>> start Excerpted records
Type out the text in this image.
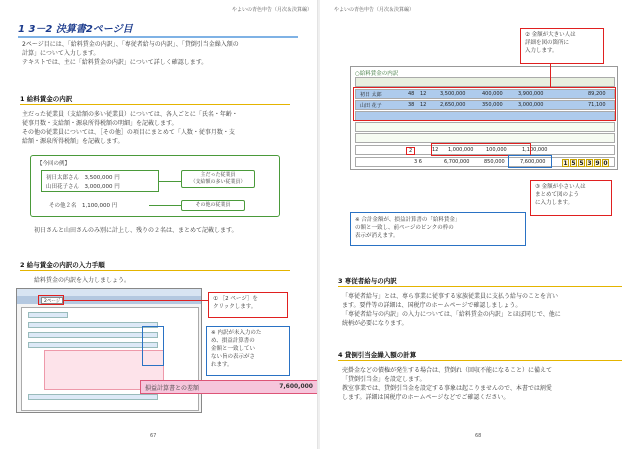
やよいの青色申告（月次＆決算編）
1 3－2 決算書2ページ目
2ページ目には、「給料賃金の内訳」、「専従者給与の内訳」、「貸倒引当金繰入額の
計算」について入力します。
テキストでは、主に「給料賃金の内訳」について詳しく確認します。
1 給料賃金の内訳
主だった従業員（支給額の多い従業員）については、各人ごとに「氏名・年齢・
従事月数・支給額・源泉所得税額の明細」を記載します。
その他の従業員については、［その他］の項目にまとめて「人数・従事月数・支
給額・源泉所得税額」を記載します。
【今回の例】
初日太郎さん　3,500,000 円
山田花子さん　3,000,000 円
その他２名　1,100,000 円
主だった従業員
（支給額の多い従業員）
その他の従業員
初日さんと山田さんのみ別に計上し、残りの２名は、まとめて記載します。
2 給与賃金の内訳の入力手順
給料賃金の内訳を入力しましょう。
2ページ
損益計算書との差額	7,600,000
① ［2 ページ］を
クリックします。
※ 内訳が未入力のた
め、損益計算書の
金額と一致してい
ない旨の表示がさ
れます。
67
やよいの青色申告（月次＆決算編）
② 金額が大きい人は
詳細を図の箇所に
入力します。
○給料賃金の内訳
初日 太郎	48 12	3,500,000	400,000	3,900,000	89,200
山田 花子	38 12	2,650,000	350,000	3,000,000	71,100
2	12 1,000,000	100,000	1,100,000
3 6	6,700,000	850,000	7,600,000	1 5 5 3 9 0
③ 金額が小さい人は
まとめて図のよう
に入力します。
※ 合計金額が、損益計算書の「給料賃金」
の額と一致し、前ページのピンクの枠の
表示が消えます。
3 専従者給与の内訳
「専従者給与」とは、専ら事業に従事する家族従業員に支払う給与のことを言い
ます。要件等の詳細は、国税庁のホームページで確認しましょう。
「専従者給与の内訳」の入力については、「給料賃金の内訳」とほぼ同じで、他に
続柄が必要になります。
4 貸倒引当金繰入額の計算
売掛金などの債権が発生する場合は、貸倒れ（回収不能になること）に備えて
「貸倒引当金」を設定します。
教室事業では、貸倒引当金を設定する事象は起こりませんので、本書では割愛
します。詳細は国税庁のホームページなどでご確認ください。
68
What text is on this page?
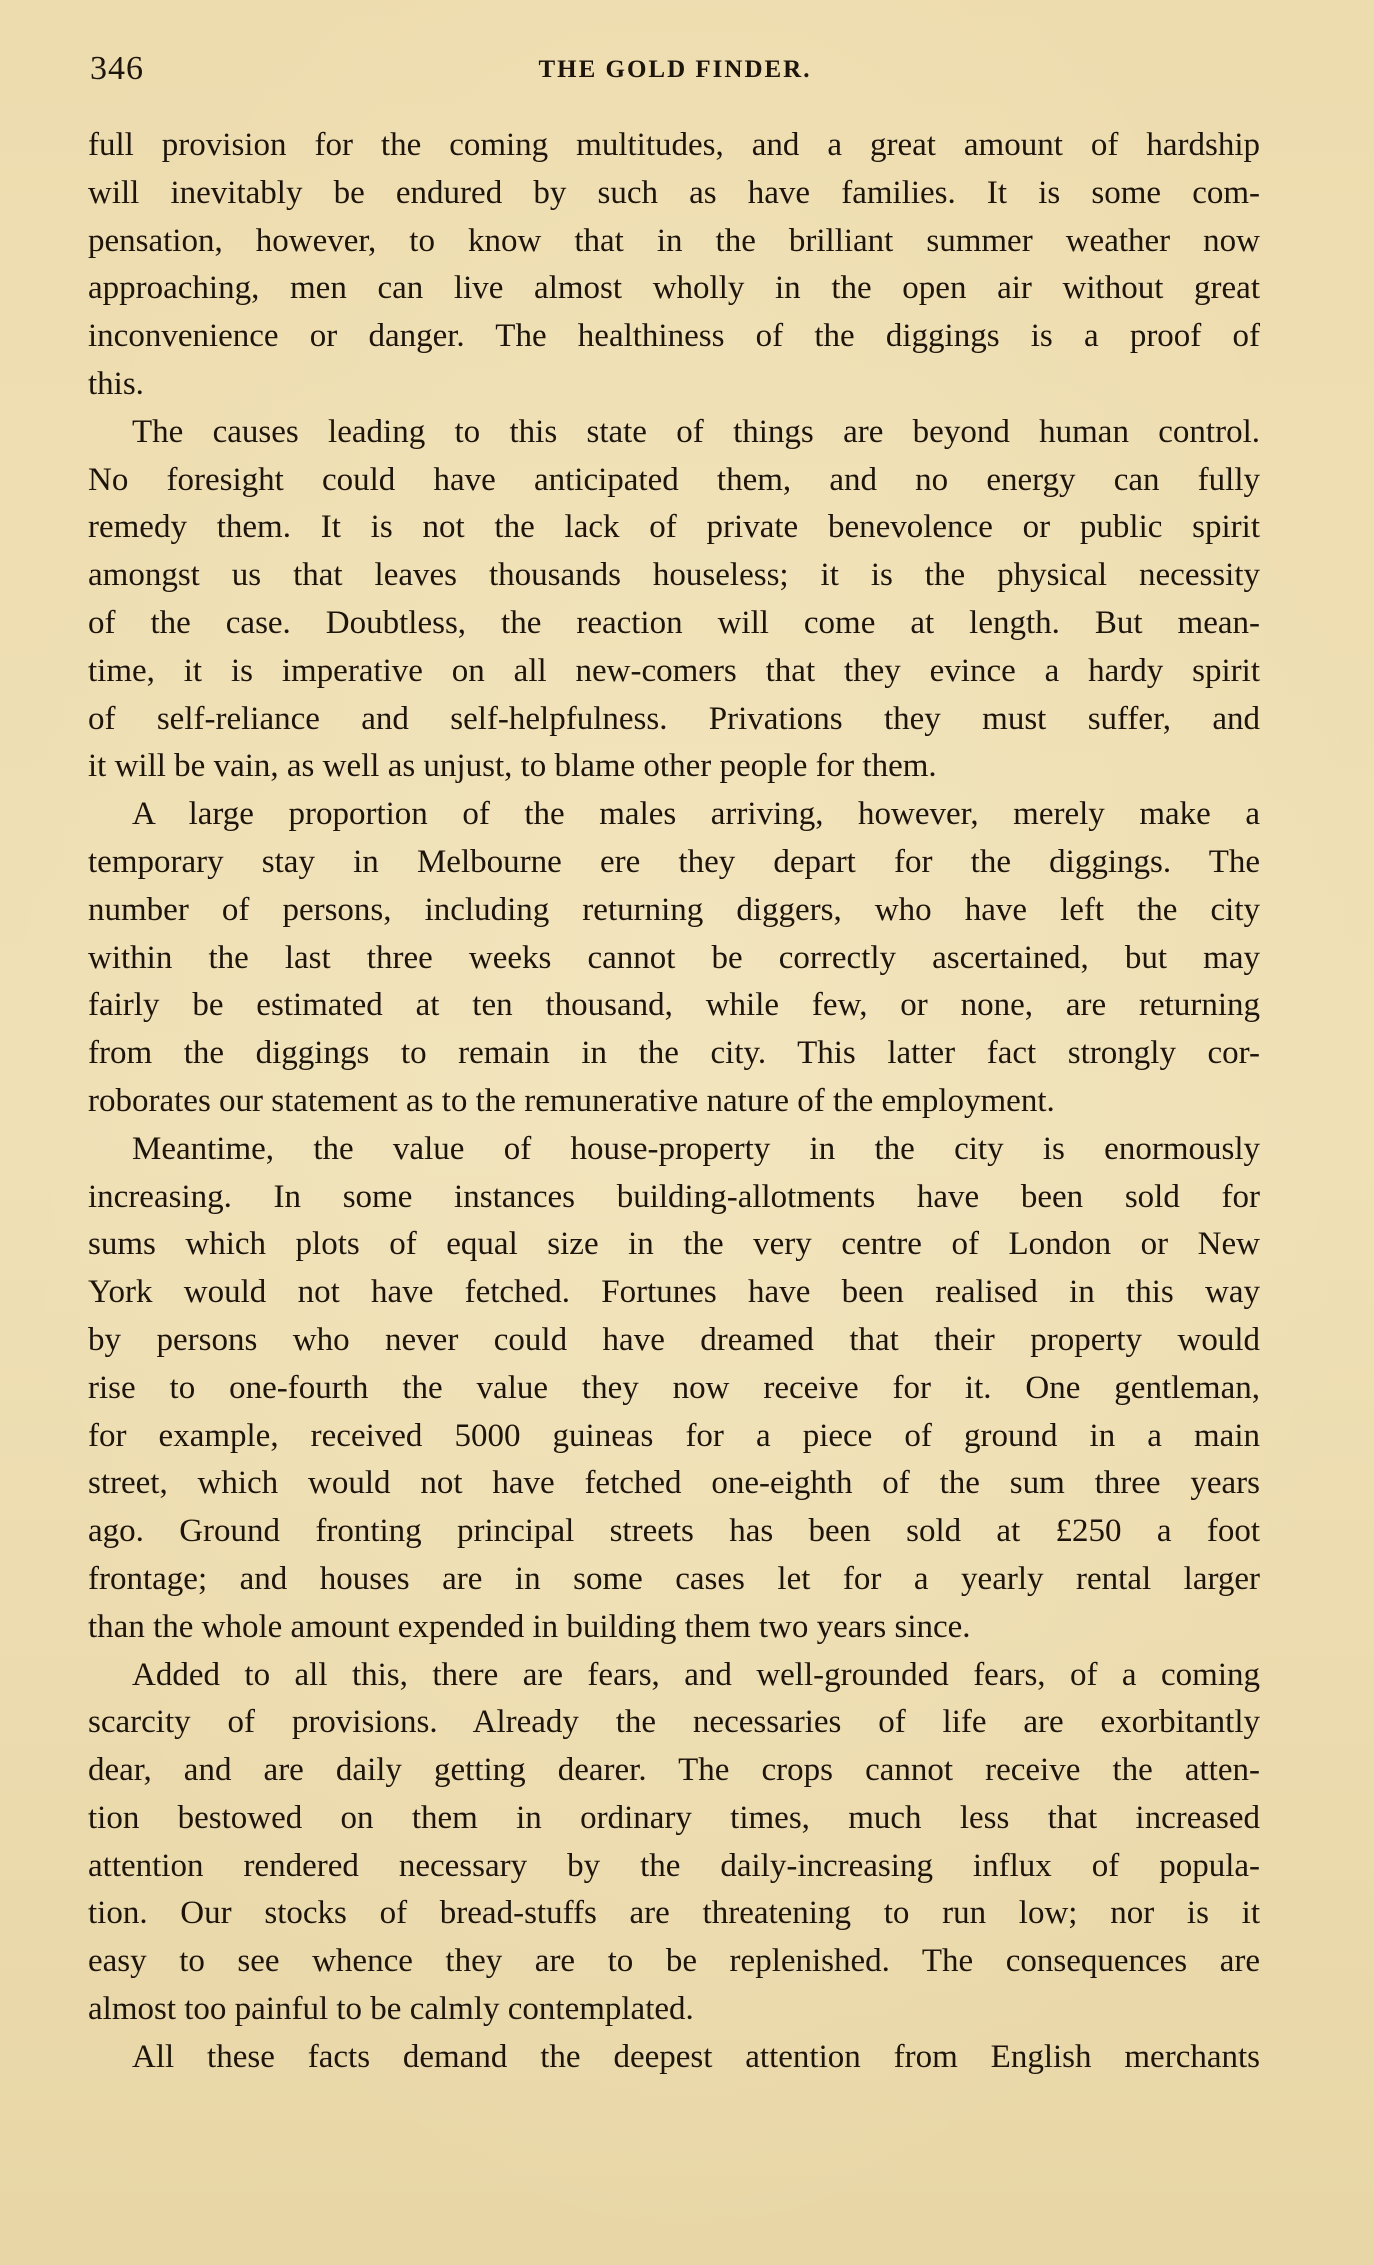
346	THE GOLD FINDER.
full provision for the coming multitudes, and a great amount of hardship
will inevitably be endured by such as have families. It is some com-
pensation, however, to know that in the brilliant summer weather now
approaching, men can live almost wholly in the open air without great
inconvenience or danger. The healthiness of the diggings is a proof of
this.
The causes leading to this state of things are beyond human control.
No foresight could have anticipated them, and no energy can fully
remedy them. It is not the lack of private benevolence or public spirit
amongst us that leaves thousands houseless; it is the physical necessity
of the case. Doubtless, the reaction will come at length. But mean-
time, it is imperative on all new-comers that they evince a hardy spirit
of self-reliance and self-helpfulness. Privations they must suffer, and
it will be vain, as well as unjust, to blame other people for them.
A large proportion of the males arriving, however, merely make a
temporary stay in Melbourne ere they depart for the diggings. The
number of persons, including returning diggers, who have left the city
within the last three weeks cannot be correctly ascertained, but may
fairly be estimated at ten thousand, while few, or none, are returning
from the diggings to remain in the city. This latter fact strongly cor-
roborates our statement as to the remunerative nature of the employment.
Meantime, the value of house-property in the city is enormously
increasing. In some instances building-allotments have been sold for
sums which plots of equal size in the very centre of London or New
York would not have fetched. Fortunes have been realised in this way
by persons who never could have dreamed that their property would
rise to one-fourth the value they now receive for it. One gentleman,
for example, received 5000 guineas for a piece of ground in a main
street, which would not have fetched one-eighth of the sum three years
ago. Ground fronting principal streets has been sold at £250 a foot
frontage; and houses are in some cases let for a yearly rental larger
than the whole amount expended in building them two years since.
Added to all this, there are fears, and well-grounded fears, of a coming
scarcity of provisions. Already the necessaries of life are exorbitantly
dear, and are daily getting dearer. The crops cannot receive the atten-
tion bestowed on them in ordinary times, much less that increased
attention rendered necessary by the daily-increasing influx of popula-
tion. Our stocks of bread-stuffs are threatening to run low; nor is it
easy to see whence they are to be replenished. The consequences are
almost too painful to be calmly contemplated.
All these facts demand the deepest attention from English merchants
>> end Excerpted records
#### [Instructions to follow]
Pull out the lines above in which the word "three" appears.

#### [Solved problem]
within the last three weeks cannot be correctly ascertained, but may
street, which would not have fetched one-eighth of the sum three years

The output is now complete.